======== Entries ========

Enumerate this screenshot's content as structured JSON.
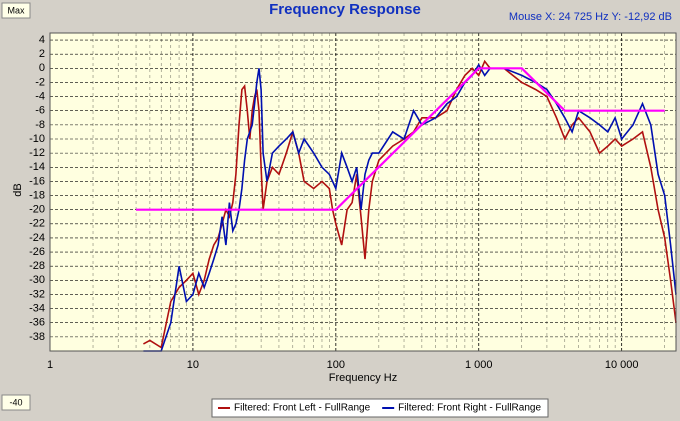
{
  "chart_data": {
    "type": "line",
    "title": "Frequency Response",
    "readout": "Mouse X: 24 725 Hz  Y: -12,92 dB",
    "range_controls": {
      "max": "Max",
      "min": -40
    },
    "x_label": "Frequency Hz",
    "y_label": "dB",
    "log_x": true,
    "grid": true,
    "xlim": [
      1,
      24000
    ],
    "ylim": [
      -40,
      5
    ],
    "xticks": [
      1,
      10,
      100,
      {
        "value": 1000,
        "label": "1 000"
      },
      {
        "value": 10000,
        "label": "10 000"
      }
    ],
    "yticks": [
      4,
      2,
      0,
      -2,
      -4,
      -6,
      -8,
      -10,
      -12,
      -14,
      -16,
      -18,
      -20,
      -22,
      -24,
      -26,
      -28,
      -30,
      -32,
      -34,
      -36,
      -38
    ],
    "x": [
      4.5,
      5,
      6,
      7,
      8,
      9,
      10,
      11,
      12,
      13,
      14,
      15,
      16,
      17,
      18,
      19,
      20,
      21,
      22,
      23,
      24,
      25,
      26,
      27,
      28,
      29,
      30,
      31,
      33,
      36,
      40,
      45,
      50,
      55,
      60,
      70,
      80,
      90,
      95,
      100,
      110,
      120,
      130,
      140,
      150,
      160,
      170,
      180,
      200,
      250,
      300,
      350,
      400,
      500,
      600,
      700,
      800,
      900,
      1000,
      1100,
      1200,
      1500,
      2000,
      2500,
      3000,
      3500,
      4000,
      4500,
      5000,
      6000,
      7000,
      8000,
      9000,
      10000,
      12000,
      14000,
      16000,
      18000,
      20000,
      22000,
      24000
    ],
    "series": [
      {
        "name": "Filtered: Front Left - FullRange",
        "color": "#b01010",
        "values": [
          -39,
          -38.5,
          -39.5,
          -33,
          -31,
          -30,
          -29,
          -32,
          -30,
          -27,
          -25,
          -24,
          -22,
          -20,
          -21,
          -19,
          -15,
          -8,
          -3,
          -2.5,
          -6,
          -10,
          -6,
          -4,
          -3,
          -6,
          -14,
          -20,
          -16,
          -14,
          -15,
          -12,
          -9,
          -12,
          -16,
          -17,
          -16,
          -17,
          -20,
          -22,
          -25,
          -20,
          -19,
          -15,
          -21,
          -27,
          -20,
          -16,
          -13,
          -11,
          -10,
          -9,
          -7,
          -7,
          -6,
          -3,
          -1,
          0,
          -1,
          1,
          0,
          0,
          -2,
          -3,
          -4,
          -7,
          -10,
          -8,
          -7,
          -9,
          -12,
          -11,
          -10,
          -11,
          -10,
          -9,
          -14,
          -20,
          -24,
          -30,
          -36
        ]
      },
      {
        "name": "Filtered: Front Right - FullRange",
        "color": "#0010b0",
        "values": [
          -40,
          -40,
          -40,
          -36,
          -28,
          -33,
          -32,
          -29,
          -31,
          -29,
          -27,
          -25,
          -21,
          -25,
          -19,
          -23,
          -22,
          -20,
          -17,
          -13,
          -10,
          -9,
          -8,
          -5,
          -2,
          0,
          -3,
          -12,
          -16,
          -12,
          -11,
          -10,
          -9,
          -12,
          -10,
          -12,
          -14,
          -15,
          -16,
          -17,
          -12,
          -14,
          -16,
          -14,
          -20,
          -15,
          -13,
          -12,
          -12,
          -9,
          -10,
          -6,
          -8,
          -7,
          -5,
          -4,
          -2,
          -1,
          0.5,
          -1,
          0,
          0,
          -1,
          -2,
          -3,
          -5,
          -7,
          -9,
          -6,
          -7,
          -8,
          -9,
          -7,
          -10,
          -8,
          -5,
          -8,
          -15,
          -18,
          -25,
          -32
        ]
      },
      {
        "color": "#ff00ff",
        "x": [
          4,
          100,
          1000,
          2000,
          4000,
          20000
        ],
        "values": [
          -20,
          -20,
          0,
          0,
          -6,
          -6
        ]
      }
    ]
  }
}
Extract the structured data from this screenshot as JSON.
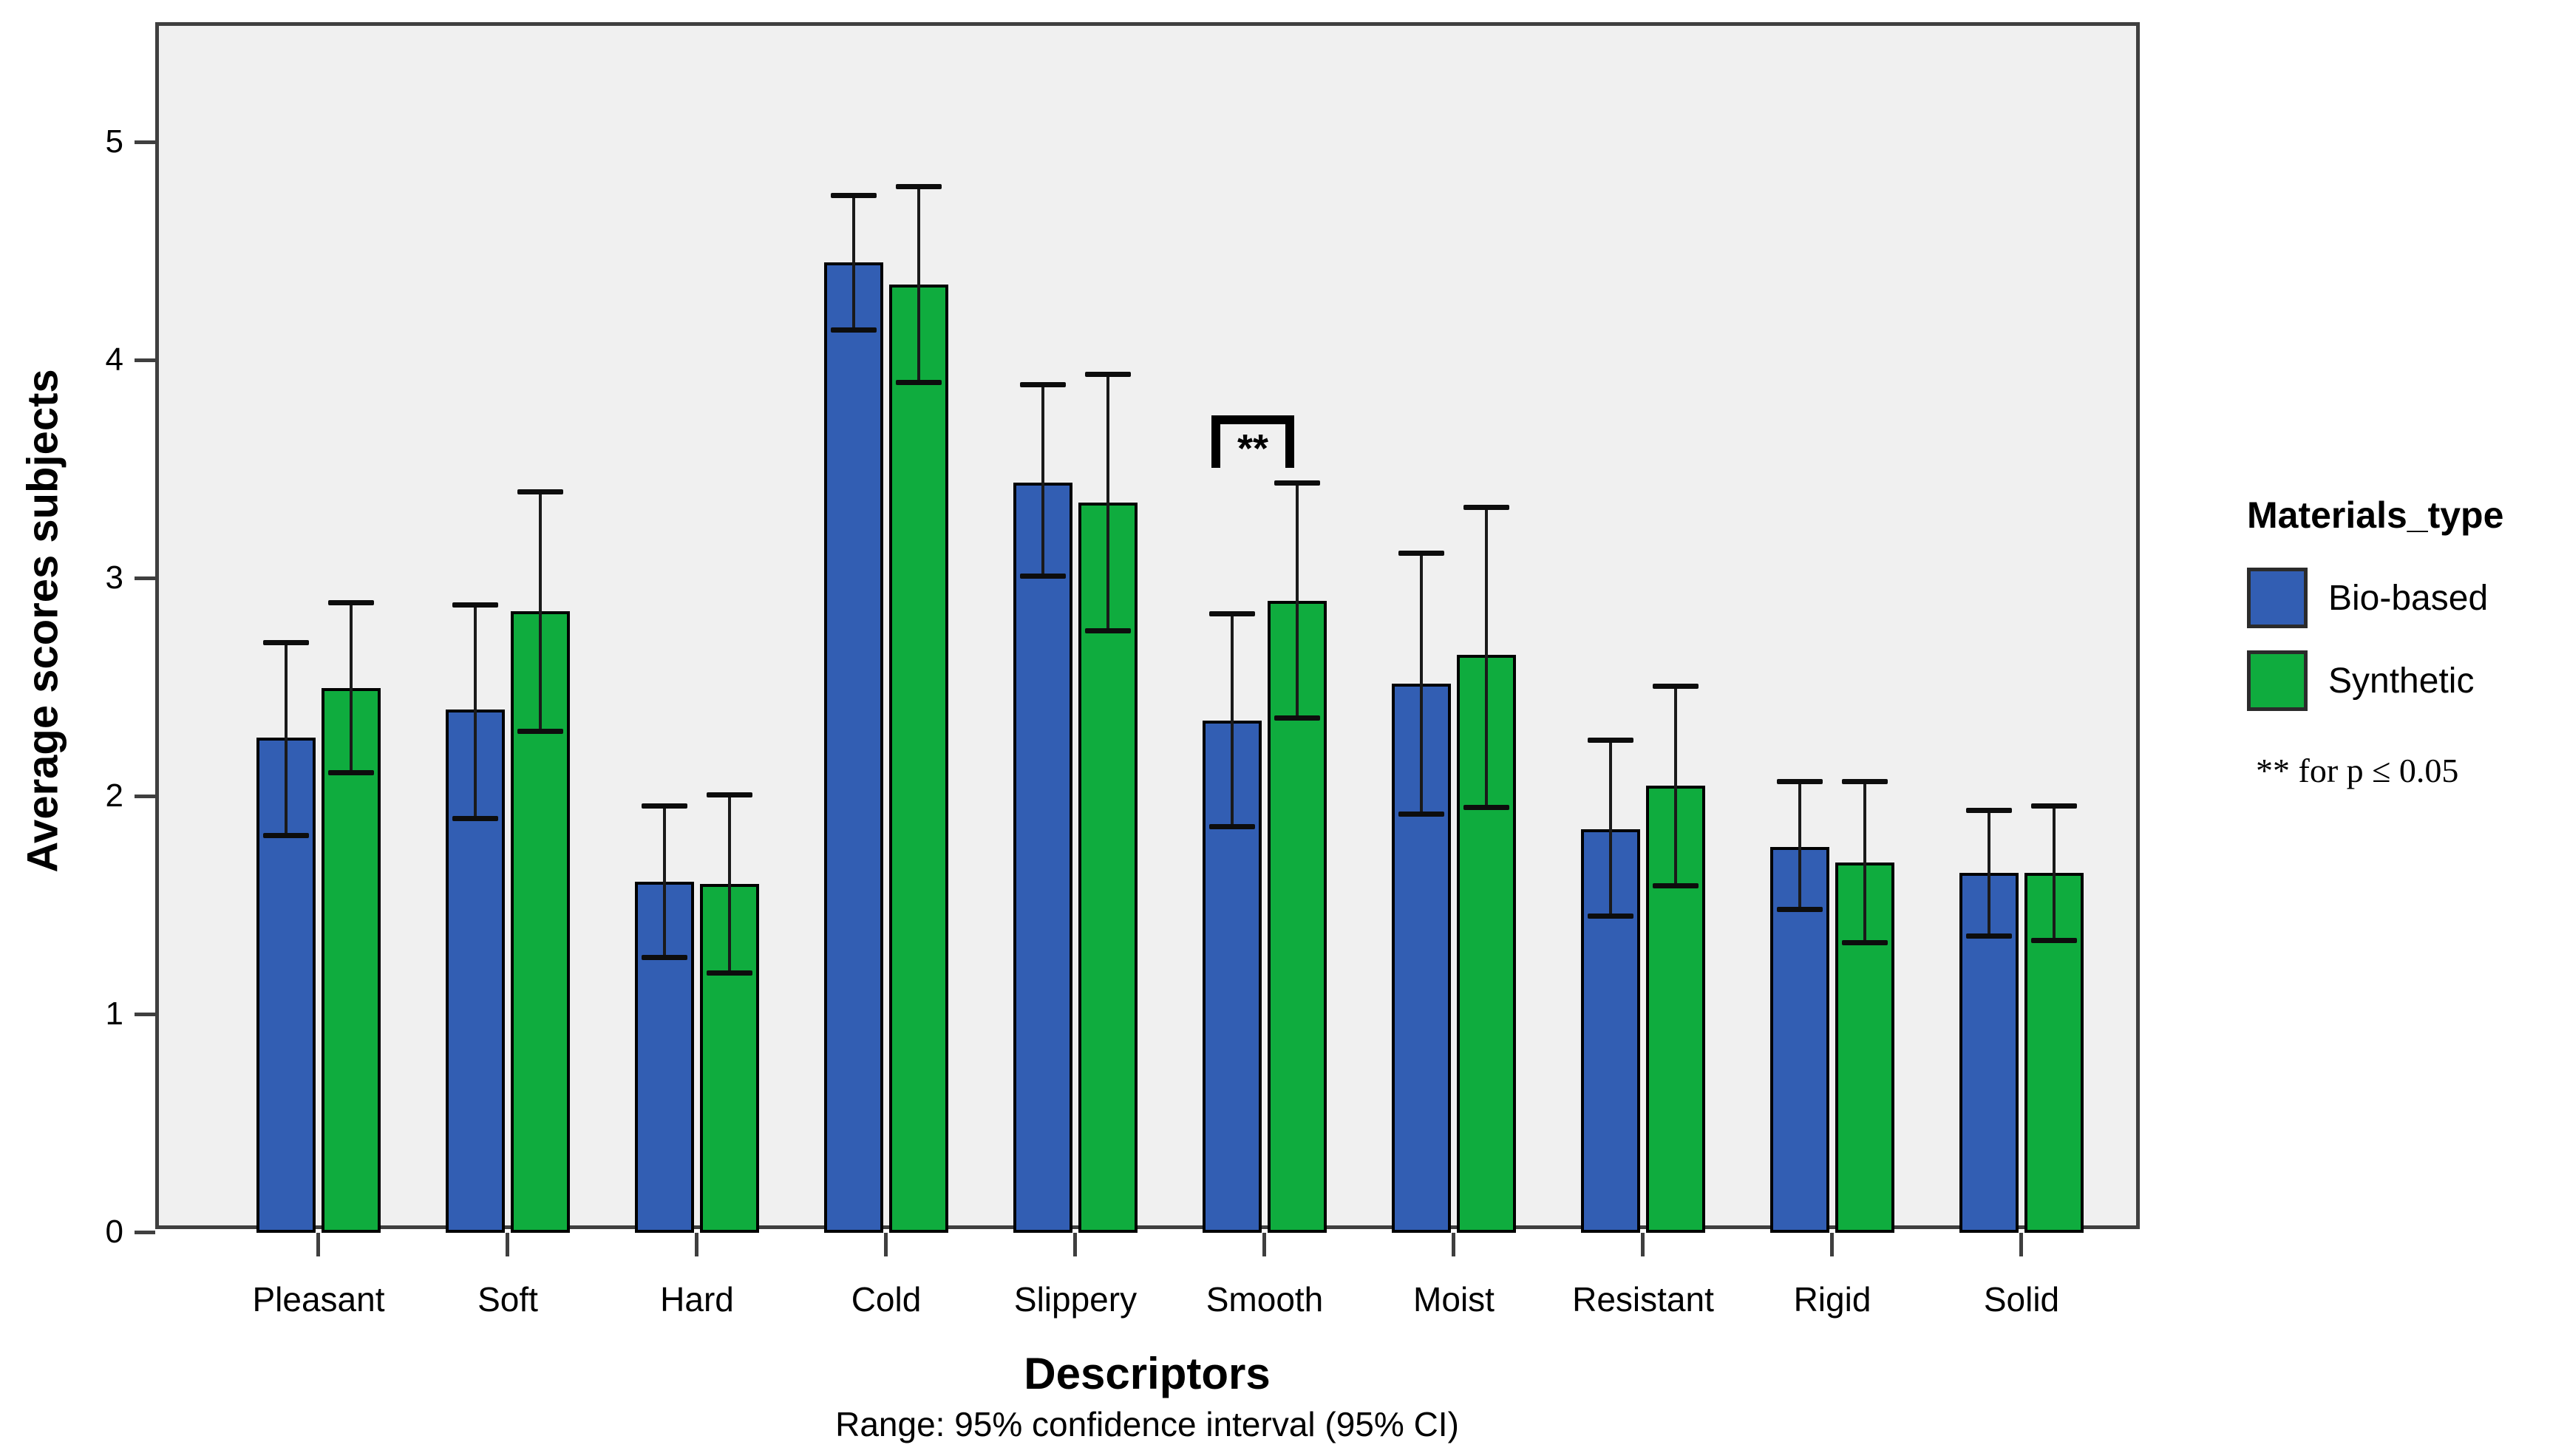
{
  "chart_data": {
    "type": "bar",
    "xlabel": "Descriptors",
    "subtitle": "Range: 95% confidence interval (95% CI)",
    "ylabel": "Average scores subjects",
    "categories": [
      "Pleasant",
      "Soft",
      "Hard",
      "Cold",
      "Slippery",
      "Smooth",
      "Moist",
      "Resistant",
      "Rigid",
      "Solid"
    ],
    "series": [
      {
        "name": "Bio-based",
        "color": "#325EB3",
        "values": [
          2.27,
          2.4,
          1.61,
          4.45,
          3.44,
          2.35,
          2.52,
          1.85,
          1.77,
          1.65
        ],
        "ci_low": [
          1.82,
          1.9,
          1.26,
          4.14,
          3.01,
          1.86,
          1.92,
          1.45,
          1.48,
          1.36
        ],
        "ci_high": [
          2.71,
          2.88,
          1.96,
          4.76,
          3.89,
          2.84,
          3.12,
          2.26,
          2.07,
          1.94
        ]
      },
      {
        "name": "Synthetic",
        "color": "#0FAC3E",
        "values": [
          2.5,
          2.85,
          1.6,
          4.35,
          3.35,
          2.9,
          2.65,
          2.05,
          1.7,
          1.65
        ],
        "ci_low": [
          2.11,
          2.3,
          1.19,
          3.9,
          2.76,
          2.36,
          1.95,
          1.59,
          1.33,
          1.34
        ],
        "ci_high": [
          2.89,
          3.4,
          2.01,
          4.8,
          3.94,
          3.44,
          3.33,
          2.51,
          2.07,
          1.96
        ]
      }
    ],
    "ylim": [
      0,
      5.5
    ],
    "yticks": [
      0,
      1,
      2,
      3,
      4,
      5
    ],
    "grid": false,
    "legend_position": "right",
    "legend_title": "Materials_type",
    "note": "** for p ≤ 0.05",
    "error_bars": "95% CI",
    "significance": {
      "category": "Smooth",
      "label": "**",
      "bracket_top_value": 3.75,
      "bracket_leg_value": 3.51
    },
    "colors": {
      "plot_background": "#f0f0f0",
      "frame": "#3f3f3f",
      "bar_border": "#000000",
      "error_bar": "#1a1a1a"
    }
  }
}
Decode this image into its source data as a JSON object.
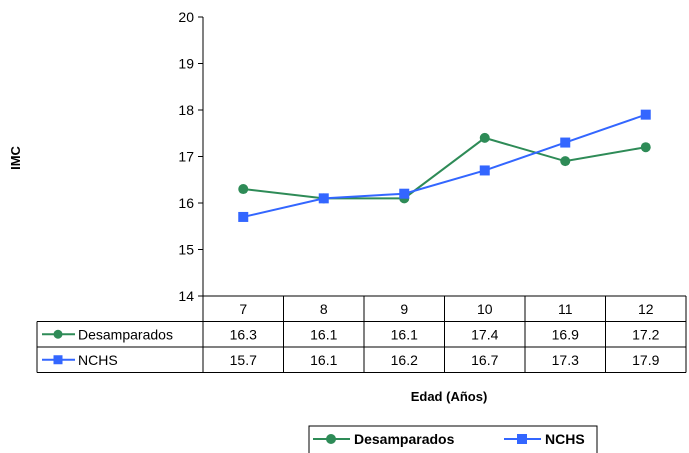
{
  "chart_data": {
    "type": "line",
    "title": "",
    "xlabel": "Edad (Años)",
    "ylabel": "IMC",
    "categories": [
      "7",
      "8",
      "9",
      "10",
      "11",
      "12"
    ],
    "ylim": [
      14,
      20
    ],
    "yticks": [
      14,
      15,
      16,
      17,
      18,
      19,
      20
    ],
    "grid": false,
    "legend_position": "bottom",
    "data_table": true,
    "series": [
      {
        "name": "Desamparados",
        "values": [
          16.3,
          16.1,
          16.1,
          17.4,
          16.9,
          17.2
        ],
        "color": "#2e8b57",
        "marker": "circle"
      },
      {
        "name": "NCHS",
        "values": [
          15.7,
          16.1,
          16.2,
          16.7,
          17.3,
          17.9
        ],
        "color": "#3366ff",
        "marker": "square"
      }
    ]
  }
}
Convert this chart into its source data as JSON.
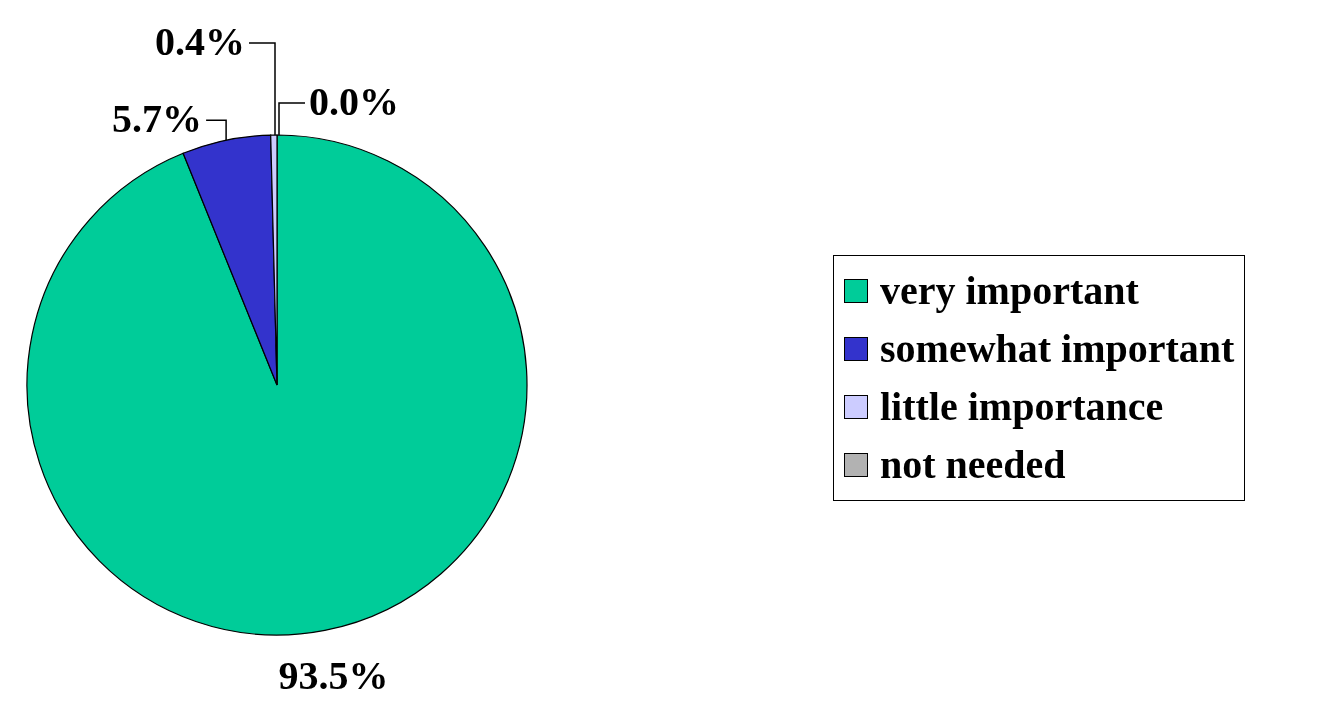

========

• _Problem statement_
Extract the full listing exactly, with the pictures left out.

• _Complete response_
Enumerate this screenshot's content as structured JSON.
{
  "chart_data": {
    "type": "line",
    "title": "Frequency Response",
    "readout": "Mouse X: 24 725 Hz  Y: -12,92 dB",
    "range_controls": {
      "max": "Max",
      "min": -40
    },
    "x_label": "Frequency Hz",
    "y_label": "dB",
    "log_x": true,
    "grid": true,
    "xlim": [
      1,
      24000
    ],
    "ylim": [
      -40,
      5
    ],
    "xticks": [
      1,
      10,
      100,
      {
        "value": 1000,
        "label": "1 000"
      },
      {
        "value": 10000,
        "label": "10 000"
      }
    ],
    "yticks": [
      4,
      2,
      0,
      -2,
      -4,
      -6,
      -8,
      -10,
      -12,
      -14,
      -16,
      -18,
      -20,
      -22,
      -24,
      -26,
      -28,
      -30,
      -32,
      -34,
      -36,
      -38
    ],
    "x": [
      4.5,
      5,
      6,
      7,
      8,
      9,
      10,
      11,
      12,
      13,
      14,
      15,
      16,
      17,
      18,
      19,
      20,
      21,
      22,
      23,
      24,
      25,
      26,
      27,
      28,
      29,
      30,
      31,
      33,
      36,
      40,
      45,
      50,
      55,
      60,
      70,
      80,
      90,
      95,
      100,
      110,
      120,
      130,
      140,
      150,
      160,
      170,
      180,
      200,
      250,
      300,
      350,
      400,
      500,
      600,
      700,
      800,
      900,
      1000,
      1100,
      1200,
      1500,
      2000,
      2500,
      3000,
      3500,
      4000,
      4500,
      5000,
      6000,
      7000,
      8000,
      9000,
      10000,
      12000,
      14000,
      16000,
      18000,
      20000,
      22000,
      24000
    ],
    "series": [
      {
        "name": "Filtered: Front Left - FullRange",
        "color": "#b01010",
        "values": [
          -39,
          -38.5,
          -39.5,
          -33,
          -31,
          -30,
          -29,
          -32,
          -30,
          -27,
          -25,
          -24,
          -22,
          -20,
          -21,
          -19,
          -15,
          -8,
          -3,
          -2.5,
          -6,
          -10,
          -6,
          -4,
          -3,
          -6,
          -14,
          -20,
          -16,
          -14,
          -15,
          -12,
          -9,
          -12,
          -16,
          -17,
          -16,
          -17,
          -20,
          -22,
          -25,
          -20,
          -19,
          -15,
          -21,
          -27,
          -20,
          -16,
          -13,
          -11,
          -10,
          -9,
          -7,
          -7,
          -6,
          -3,
          -1,
          0,
          -1,
          1,
          0,
          0,
          -2,
          -3,
          -4,
          -7,
          -10,
          -8,
          -7,
          -9,
          -12,
          -11,
          -10,
          -11,
          -10,
          -9,
          -14,
          -20,
          -24,
          -30,
          -36
        ]
      },
      {
        "name": "Filtered: Front Right - FullRange",
        "color": "#0010b0",
        "values": [
          -40,
          -40,
          -40,
          -36,
          -28,
          -33,
          -32,
          -29,
          -31,
          -29,
          -27,
          -25,
          -21,
          -25,
          -19,
          -23,
          -22,
          -20,
          -17,
          -13,
          -10,
          -9,
          -8,
          -5,
          -2,
          0,
          -3,
          -12,
          -16,
          -12,
          -11,
          -10,
          -9,
          -12,
          -10,
          -12,
          -14,
          -15,
          -16,
          -17,
          -12,
          -14,
          -16,
          -14,
          -20,
          -15,
          -13,
          -12,
          -12,
          -9,
          -10,
          -6,
          -8,
          -7,
          -5,
          -4,
          -2,
          -1,
          0.5,
          -1,
          0,
          0,
          -1,
          -2,
          -3,
          -5,
          -7,
          -9,
          -6,
          -7,
          -8,
          -9,
          -7,
          -10,
          -8,
          -5,
          -8,
          -15,
          -18,
          -25,
          -32
        ]
      },
      {
        "color": "#ff00ff",
        "x": [
          4,
          100,
          1000,
          2000,
          4000,
          20000
        ],
        "values": [
          -20,
          -20,
          0,
          0,
          -6,
          -6
        ]
      }
    ]
  }
}
Extract the structured data from this screenshot as JSON.
{
  "chart_data": {
    "type": "bar",
    "xlabel": "Descriptors",
    "subtitle": "Range: 95% confidence interval (95% CI)",
    "ylabel": "Average scores subjects",
    "categories": [
      "Pleasant",
      "Soft",
      "Hard",
      "Cold",
      "Slippery",
      "Smooth",
      "Moist",
      "Resistant",
      "Rigid",
      "Solid"
    ],
    "series": [
      {
        "name": "Bio-based",
        "color": "#325EB3",
        "values": [
          2.27,
          2.4,
          1.61,
          4.45,
          3.44,
          2.35,
          2.52,
          1.85,
          1.77,
          1.65
        ],
        "ci_low": [
          1.82,
          1.9,
          1.26,
          4.14,
          3.01,
          1.86,
          1.92,
          1.45,
          1.48,
          1.36
        ],
        "ci_high": [
          2.71,
          2.88,
          1.96,
          4.76,
          3.89,
          2.84,
          3.12,
          2.26,
          2.07,
          1.94
        ]
      },
      {
        "name": "Synthetic",
        "color": "#0FAC3E",
        "values": [
          2.5,
          2.85,
          1.6,
          4.35,
          3.35,
          2.9,
          2.65,
          2.05,
          1.7,
          1.65
        ],
        "ci_low": [
          2.11,
          2.3,
          1.19,
          3.9,
          2.76,
          2.36,
          1.95,
          1.59,
          1.33,
          1.34
        ],
        "ci_high": [
          2.89,
          3.4,
          2.01,
          4.8,
          3.94,
          3.44,
          3.33,
          2.51,
          2.07,
          1.96
        ]
      }
    ],
    "ylim": [
      0,
      5.5
    ],
    "yticks": [
      0,
      1,
      2,
      3,
      4,
      5
    ],
    "grid": false,
    "legend_position": "right",
    "legend_title": "Materials_type",
    "note": "** for p ≤ 0.05",
    "error_bars": "95% CI",
    "significance": {
      "category": "Smooth",
      "label": "**",
      "bracket_top_value": 3.75,
      "bracket_leg_value": 3.51
    },
    "colors": {
      "plot_background": "#f0f0f0",
      "frame": "#3f3f3f",
      "bar_border": "#000000",
      "error_bar": "#1a1a1a"
    }
  }
}
Decode this image into its source data as a JSON object.
{
  "chart_data": {
    "type": "line",
    "title": "",
    "xlabel": "Edad (Años)",
    "ylabel": "IMC",
    "categories": [
      "7",
      "8",
      "9",
      "10",
      "11",
      "12"
    ],
    "ylim": [
      14,
      20
    ],
    "yticks": [
      14,
      15,
      16,
      17,
      18,
      19,
      20
    ],
    "grid": false,
    "legend_position": "bottom",
    "data_table": true,
    "series": [
      {
        "name": "Desamparados",
        "values": [
          16.3,
          16.1,
          16.1,
          17.4,
          16.9,
          17.2
        ],
        "color": "#2e8b57",
        "marker": "circle"
      },
      {
        "name": "NCHS",
        "values": [
          15.7,
          16.1,
          16.2,
          16.7,
          17.3,
          17.9
        ],
        "color": "#3366ff",
        "marker": "square"
      }
    ]
  }
}
Convert this chart into its source data as JSON.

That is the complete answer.